• TASK REQUIREMENTS:
Count every line that has "screenshot" in it and give the total, nothing more.

---- ENTRIES SHOWN

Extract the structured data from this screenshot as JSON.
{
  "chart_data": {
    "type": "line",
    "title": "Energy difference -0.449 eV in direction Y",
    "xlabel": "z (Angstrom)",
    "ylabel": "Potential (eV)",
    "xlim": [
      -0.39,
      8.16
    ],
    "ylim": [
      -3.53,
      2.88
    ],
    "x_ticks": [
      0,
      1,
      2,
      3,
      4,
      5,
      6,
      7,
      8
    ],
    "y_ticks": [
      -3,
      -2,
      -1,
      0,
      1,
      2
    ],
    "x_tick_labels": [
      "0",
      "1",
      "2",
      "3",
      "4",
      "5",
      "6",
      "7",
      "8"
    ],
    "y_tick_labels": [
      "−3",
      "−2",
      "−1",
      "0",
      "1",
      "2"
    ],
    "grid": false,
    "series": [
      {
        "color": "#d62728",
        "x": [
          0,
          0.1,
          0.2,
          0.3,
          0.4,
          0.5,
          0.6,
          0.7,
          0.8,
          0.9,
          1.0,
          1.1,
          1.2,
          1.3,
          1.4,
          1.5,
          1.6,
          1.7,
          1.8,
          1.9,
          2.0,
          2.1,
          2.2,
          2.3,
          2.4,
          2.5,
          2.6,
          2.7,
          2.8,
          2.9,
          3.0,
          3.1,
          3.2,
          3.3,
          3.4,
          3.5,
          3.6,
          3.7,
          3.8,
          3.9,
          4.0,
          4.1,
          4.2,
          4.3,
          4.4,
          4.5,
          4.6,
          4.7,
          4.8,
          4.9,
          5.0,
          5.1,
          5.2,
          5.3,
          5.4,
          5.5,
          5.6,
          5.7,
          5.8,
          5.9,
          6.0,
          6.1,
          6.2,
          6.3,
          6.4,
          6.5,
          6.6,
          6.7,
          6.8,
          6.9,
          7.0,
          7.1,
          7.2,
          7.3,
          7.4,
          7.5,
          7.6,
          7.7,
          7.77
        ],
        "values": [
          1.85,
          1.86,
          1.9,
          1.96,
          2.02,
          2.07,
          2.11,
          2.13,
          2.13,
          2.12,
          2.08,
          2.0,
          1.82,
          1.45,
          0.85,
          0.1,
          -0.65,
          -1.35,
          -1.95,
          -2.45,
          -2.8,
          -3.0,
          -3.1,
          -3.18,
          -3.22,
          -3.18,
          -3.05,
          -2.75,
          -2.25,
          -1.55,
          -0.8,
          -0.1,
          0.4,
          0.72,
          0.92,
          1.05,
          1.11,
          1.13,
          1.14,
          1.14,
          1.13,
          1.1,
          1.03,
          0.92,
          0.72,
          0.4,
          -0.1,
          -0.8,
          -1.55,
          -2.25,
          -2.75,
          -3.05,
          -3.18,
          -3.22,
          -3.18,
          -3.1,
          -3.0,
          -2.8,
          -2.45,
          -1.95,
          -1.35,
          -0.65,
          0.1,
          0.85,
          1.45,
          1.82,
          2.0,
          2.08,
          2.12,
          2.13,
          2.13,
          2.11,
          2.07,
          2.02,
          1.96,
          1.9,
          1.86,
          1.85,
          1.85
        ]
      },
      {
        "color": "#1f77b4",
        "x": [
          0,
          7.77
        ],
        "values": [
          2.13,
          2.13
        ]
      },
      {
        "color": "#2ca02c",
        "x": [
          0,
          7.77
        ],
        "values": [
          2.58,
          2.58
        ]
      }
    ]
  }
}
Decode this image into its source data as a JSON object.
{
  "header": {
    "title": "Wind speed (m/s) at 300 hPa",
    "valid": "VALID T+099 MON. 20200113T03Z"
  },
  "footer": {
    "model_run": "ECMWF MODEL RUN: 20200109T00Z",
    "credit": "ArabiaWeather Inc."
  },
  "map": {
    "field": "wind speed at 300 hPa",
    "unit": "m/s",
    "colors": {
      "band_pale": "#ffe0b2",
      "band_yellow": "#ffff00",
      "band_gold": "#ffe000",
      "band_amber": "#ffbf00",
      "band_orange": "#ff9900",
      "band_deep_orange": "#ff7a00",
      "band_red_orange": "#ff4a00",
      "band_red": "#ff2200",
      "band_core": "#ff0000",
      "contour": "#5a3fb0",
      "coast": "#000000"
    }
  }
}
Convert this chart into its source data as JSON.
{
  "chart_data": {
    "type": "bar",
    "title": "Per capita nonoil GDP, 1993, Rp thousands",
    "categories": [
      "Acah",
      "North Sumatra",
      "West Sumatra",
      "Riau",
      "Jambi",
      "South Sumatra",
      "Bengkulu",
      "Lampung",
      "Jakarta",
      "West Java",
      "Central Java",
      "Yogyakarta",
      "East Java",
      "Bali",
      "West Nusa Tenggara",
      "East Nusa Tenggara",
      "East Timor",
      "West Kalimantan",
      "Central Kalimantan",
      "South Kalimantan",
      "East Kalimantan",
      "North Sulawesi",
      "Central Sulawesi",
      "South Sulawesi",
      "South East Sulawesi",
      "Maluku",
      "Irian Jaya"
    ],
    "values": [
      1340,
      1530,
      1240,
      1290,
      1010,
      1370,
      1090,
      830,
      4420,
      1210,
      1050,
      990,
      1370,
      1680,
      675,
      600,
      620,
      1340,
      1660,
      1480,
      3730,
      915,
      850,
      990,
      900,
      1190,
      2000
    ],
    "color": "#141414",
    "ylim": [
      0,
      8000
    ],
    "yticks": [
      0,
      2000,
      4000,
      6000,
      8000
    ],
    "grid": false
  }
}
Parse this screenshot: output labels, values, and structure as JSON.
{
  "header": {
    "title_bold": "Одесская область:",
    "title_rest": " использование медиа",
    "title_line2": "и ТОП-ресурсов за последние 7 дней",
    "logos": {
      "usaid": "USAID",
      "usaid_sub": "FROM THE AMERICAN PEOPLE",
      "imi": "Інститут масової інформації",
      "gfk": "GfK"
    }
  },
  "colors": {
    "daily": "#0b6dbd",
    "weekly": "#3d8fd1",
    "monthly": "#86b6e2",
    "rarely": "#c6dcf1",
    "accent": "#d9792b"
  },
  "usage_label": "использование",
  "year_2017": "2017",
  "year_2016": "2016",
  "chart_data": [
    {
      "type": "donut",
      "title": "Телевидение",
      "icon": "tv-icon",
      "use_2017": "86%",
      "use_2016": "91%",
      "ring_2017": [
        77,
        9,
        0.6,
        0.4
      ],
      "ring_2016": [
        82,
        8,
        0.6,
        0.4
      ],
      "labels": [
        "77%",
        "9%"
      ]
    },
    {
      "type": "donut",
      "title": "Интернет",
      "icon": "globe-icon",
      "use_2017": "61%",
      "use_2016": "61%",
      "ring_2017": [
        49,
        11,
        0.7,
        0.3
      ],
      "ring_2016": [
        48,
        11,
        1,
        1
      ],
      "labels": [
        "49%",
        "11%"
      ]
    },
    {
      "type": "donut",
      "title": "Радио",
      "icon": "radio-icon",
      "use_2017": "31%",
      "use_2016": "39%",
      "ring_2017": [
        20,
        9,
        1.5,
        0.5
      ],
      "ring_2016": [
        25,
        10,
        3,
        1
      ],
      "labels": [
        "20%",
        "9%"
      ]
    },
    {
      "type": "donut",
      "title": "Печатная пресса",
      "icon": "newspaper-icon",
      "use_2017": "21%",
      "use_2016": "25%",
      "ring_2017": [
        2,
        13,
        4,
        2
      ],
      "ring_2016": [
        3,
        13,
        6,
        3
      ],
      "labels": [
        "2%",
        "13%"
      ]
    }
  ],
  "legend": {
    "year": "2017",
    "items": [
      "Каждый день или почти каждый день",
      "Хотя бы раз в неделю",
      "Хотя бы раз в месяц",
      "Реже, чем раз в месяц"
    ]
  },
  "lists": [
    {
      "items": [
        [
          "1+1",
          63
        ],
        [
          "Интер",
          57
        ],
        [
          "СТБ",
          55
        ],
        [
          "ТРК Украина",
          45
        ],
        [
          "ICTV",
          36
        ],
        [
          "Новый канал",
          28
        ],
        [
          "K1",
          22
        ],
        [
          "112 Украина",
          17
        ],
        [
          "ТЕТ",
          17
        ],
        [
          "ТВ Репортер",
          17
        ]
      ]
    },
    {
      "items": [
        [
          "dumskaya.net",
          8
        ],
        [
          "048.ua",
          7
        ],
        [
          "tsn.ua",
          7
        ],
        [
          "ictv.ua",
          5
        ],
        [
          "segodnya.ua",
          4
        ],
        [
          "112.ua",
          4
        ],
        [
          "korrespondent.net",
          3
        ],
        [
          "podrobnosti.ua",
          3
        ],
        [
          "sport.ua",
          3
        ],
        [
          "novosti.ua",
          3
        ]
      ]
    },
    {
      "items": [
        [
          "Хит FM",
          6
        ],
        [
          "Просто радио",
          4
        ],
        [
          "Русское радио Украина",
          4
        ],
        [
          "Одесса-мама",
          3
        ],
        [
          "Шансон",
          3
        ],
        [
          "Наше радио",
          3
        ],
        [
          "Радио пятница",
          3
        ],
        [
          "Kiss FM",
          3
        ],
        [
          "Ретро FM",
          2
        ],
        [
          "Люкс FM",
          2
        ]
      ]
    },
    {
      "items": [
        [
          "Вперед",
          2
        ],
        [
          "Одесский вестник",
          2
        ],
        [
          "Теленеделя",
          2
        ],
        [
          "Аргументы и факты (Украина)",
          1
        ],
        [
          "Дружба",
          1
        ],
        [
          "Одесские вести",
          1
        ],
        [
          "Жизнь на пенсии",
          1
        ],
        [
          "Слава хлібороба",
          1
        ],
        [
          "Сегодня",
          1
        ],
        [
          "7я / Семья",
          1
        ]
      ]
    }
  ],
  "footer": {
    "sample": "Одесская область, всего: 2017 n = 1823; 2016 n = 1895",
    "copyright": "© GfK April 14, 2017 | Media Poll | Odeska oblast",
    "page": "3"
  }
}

--------

• TASK RESULT:
2